- TEKS KUTIPAN -
※ ※ ※
Mongabay.co.id

Lembaga Keuangan Harus Bertanggungjawab Cegah Karhutla di Konsesi Sawit, Caranya?

Kebakaran di konsesi perusahaan sawit PT Agro Tumbuh Gemilang Abadi. Kebun sawit ini berdekatan dengan hutan lindung gambut Londerang. Foto: Elviza Diana/ Mongabay Indonesia

 

 

 

 

Kalangan organisasi masyarakat sipil mendesak dalam memberikan pembiayaan kepada perkebunan sawit, lembaga keuangan wajib memperhatikan isu lingkungan dan sosial hingga berperan dalam mencegah atau meminimalisir dampak buruk terhadap lingkungan dan manusia, seperti bencana kebakaran hutan dan lahan. Kebakaran hutan dan lahan tahun ini, banyak terjadi di konsesi perusahaan sawit, lembaga keuangan termasuk bank, sebagai pemberi dana harus ikut bertanggung jawab.

Dana publik yang mereka kumpulkan termasuk dari nasabah yang terpapar asap, malah tersalurkan ke perusahaan dengan lahan dan hutan terbakar. Tanggung jawab itu, salah satu melalui peran bank dan lembaga non-bank aktif menerapkan keuangan berkelanjutan di Indonesia.

“Adalah menerapkan prinsip–prinsip NDPE (no deforestation, no peat, no exploitation-red) dalam memberikan pinjaman dana kepada perusahaan minyak sawit terutama sebagai penyalur biodiesel untuk menciptakan biodiesel berkelanjutan di Indonesia,” kata Achmad Surambo dari Sawit Watch dalam diskusi baru-baru ini di Jakarta.

NDPE adalah, kebijakan terpadu dengan beberapa indikator, pertama, no deforestation, dengan tak gunakan lahan-lahan yang bernilai konservasi tinggi (high conservation value), dan stok karbon tinggi.

Juga, tak membakar lahan dan punya dokumen-dokumen legal lahan yang dimiliki perusahaan seperti analisis mengenai dampak lingkungan (amdal), upaya kelola lingkungan (UKL) dan upaya pemantauan lingkungan (UPL), rencana kelola lingkungan (RKL) dan rencana pemantauan lingkungan (RPL) maupun hak guna usaha (HGU).
※ ※ ※
- KETENTUAN TUGAS -
Tuliskan kembali bagian teks tentang pembiayaan sawit dan kebakaran lahan, mulai dari "Dana publik yang" dan terus sampai "ini di Jakarta.". Data ini bahan tersendiri yang terpisah dari teks.

- DATA YANG DIBERIKAN -
※ ※ ※
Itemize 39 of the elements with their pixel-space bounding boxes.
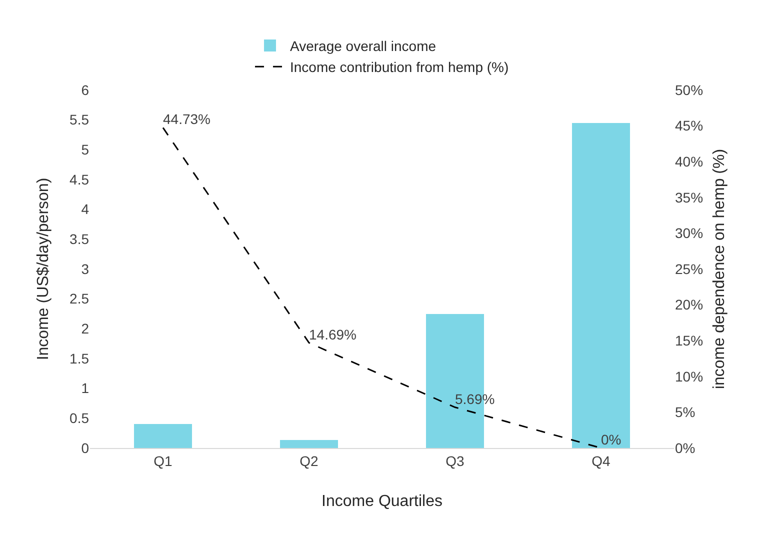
※ ※ ※
- JAWABAN TERTULIS -
Dana publik yang mereka kumpulkan termasuk dari nasabah yang terpapar asap, malah tersalurkan ke perusahaan dengan lahan dan hutan terbakar. Tanggung jawab itu, salah satu melalui peran bank dan lembaga non-bank aktif menerapkan keuangan berkelanjutan di Indonesia.

“Adalah menerapkan prinsip–prinsip NDPE (no deforestation, no peat, no exploitation-red) dalam memberikan pinjaman dana kepada perusahaan minyak sawit terutama sebagai penyalur biodiesel untuk menciptakan biodiesel berkelanjutan di Indonesia,” kata Achmad Surambo dari Sawit Watch dalam diskusi baru-baru ini di Jakarta.